Instruction ▸ Scan the listing below and copy every line holding "JSON".

○ ○ ○ ○

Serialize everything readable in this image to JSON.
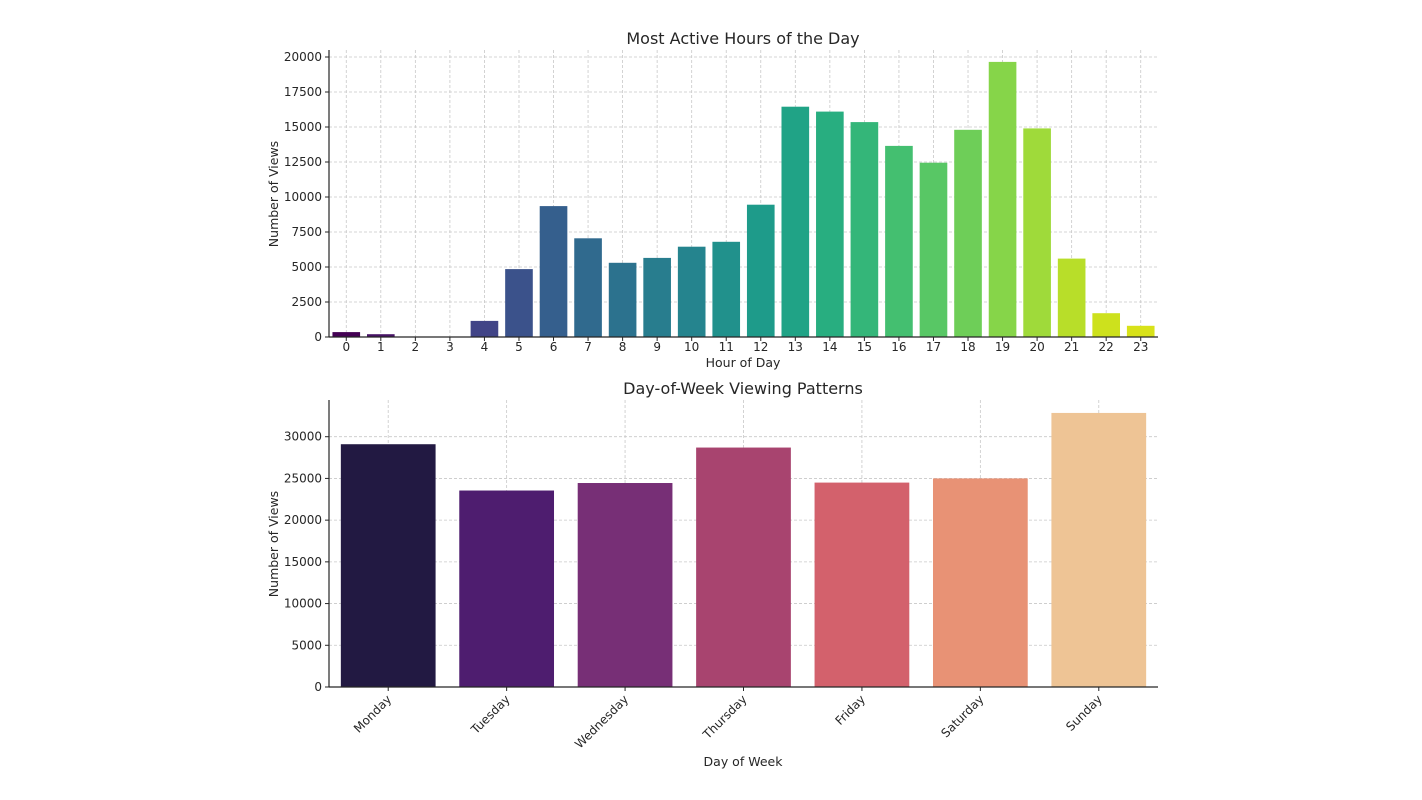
{
  "chart_data": [
    {
      "type": "bar",
      "title": "Most Active Hours of the Day",
      "xlabel": "Hour of Day",
      "ylabel": "Number of Views",
      "categories": [
        "0",
        "1",
        "2",
        "3",
        "4",
        "5",
        "6",
        "7",
        "8",
        "9",
        "10",
        "11",
        "12",
        "13",
        "14",
        "15",
        "16",
        "17",
        "18",
        "19",
        "20",
        "21",
        "22",
        "23"
      ],
      "values": [
        350,
        200,
        0,
        0,
        1150,
        4850,
        9350,
        7050,
        5300,
        5650,
        6450,
        6800,
        9450,
        16450,
        16100,
        15350,
        13650,
        12450,
        14800,
        19650,
        14900,
        5600,
        1700,
        800
      ],
      "ylim": [
        0,
        20500
      ],
      "yticks": [
        0,
        2500,
        5000,
        7500,
        10000,
        12500,
        15000,
        17500,
        20000
      ],
      "colors": [
        "#440154",
        "#471365",
        "#482475",
        "#463480",
        "#414487",
        "#3b528b",
        "#355f8d",
        "#306a8e",
        "#2c728e",
        "#287d8e",
        "#25848e",
        "#21918c",
        "#1e9b8a",
        "#20a386",
        "#28ae80",
        "#34b679",
        "#44bf70",
        "#58c765",
        "#6ece58",
        "#86d549",
        "#9fda3a",
        "#b8de29",
        "#cde11d",
        "#d8e219"
      ],
      "grid": true
    },
    {
      "type": "bar",
      "title": "Day-of-Week Viewing Patterns",
      "xlabel": "Day of Week",
      "ylabel": "Number of Views",
      "categories": [
        "Monday",
        "Tuesday",
        "Wednesday",
        "Thursday",
        "Friday",
        "Saturday",
        "Sunday"
      ],
      "values": [
        29100,
        23550,
        24450,
        28700,
        24500,
        25000,
        32850
      ],
      "ylim": [
        0,
        34400
      ],
      "yticks": [
        0,
        5000,
        10000,
        15000,
        20000,
        25000,
        30000
      ],
      "colors": [
        "#221942",
        "#4e1d6f",
        "#772f76",
        "#a8446f",
        "#d3616c",
        "#e89275",
        "#eec495"
      ],
      "grid": true
    }
  ]
}
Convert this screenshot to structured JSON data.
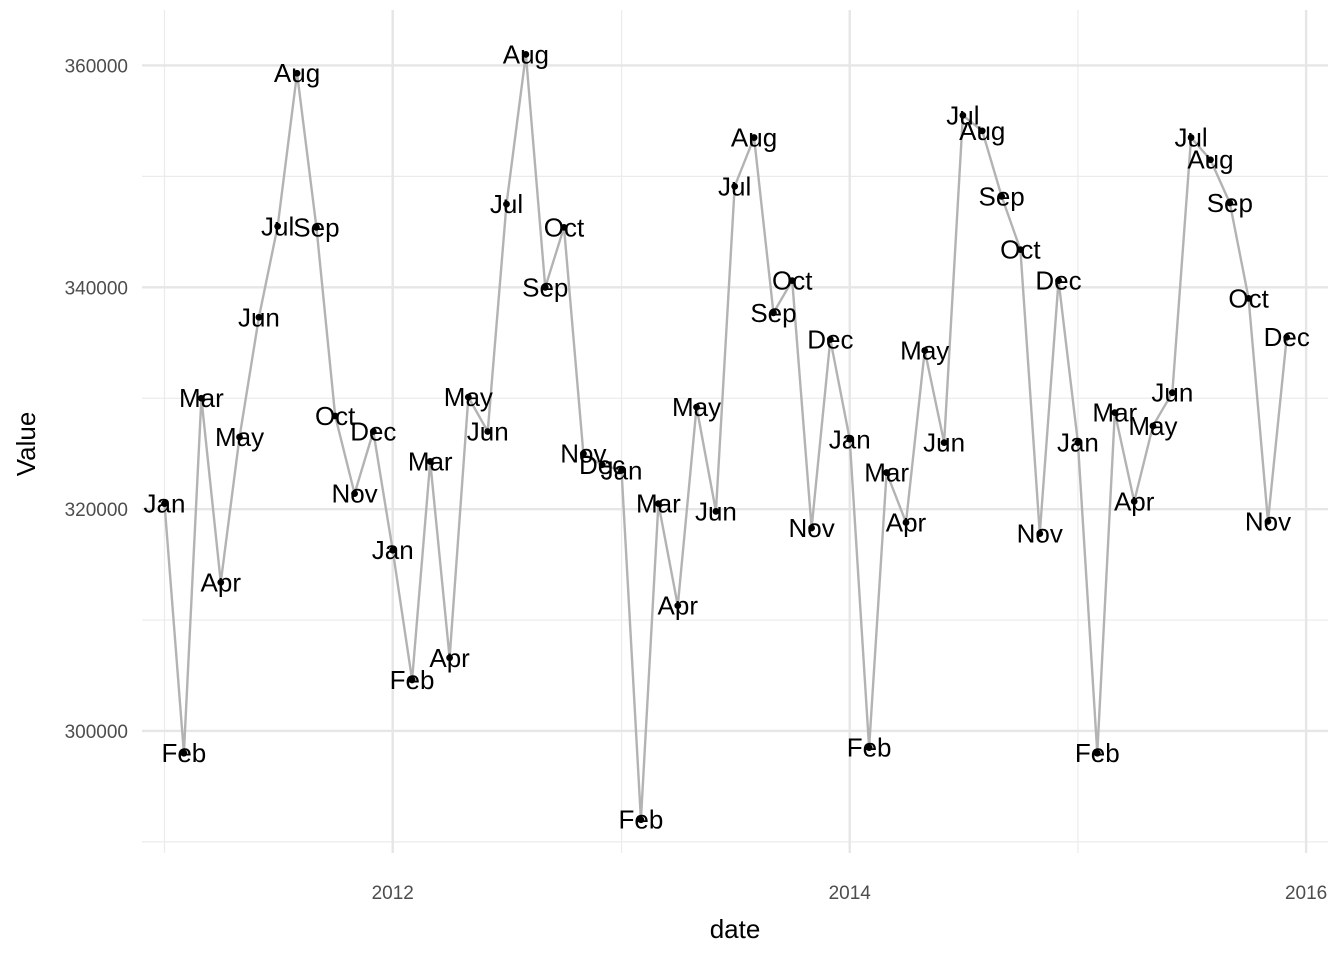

○ ○ ○ ○

Finished exercise ▸
Serialize everything readable in this image to JSON.
Convert this screenshot to structured JSON data.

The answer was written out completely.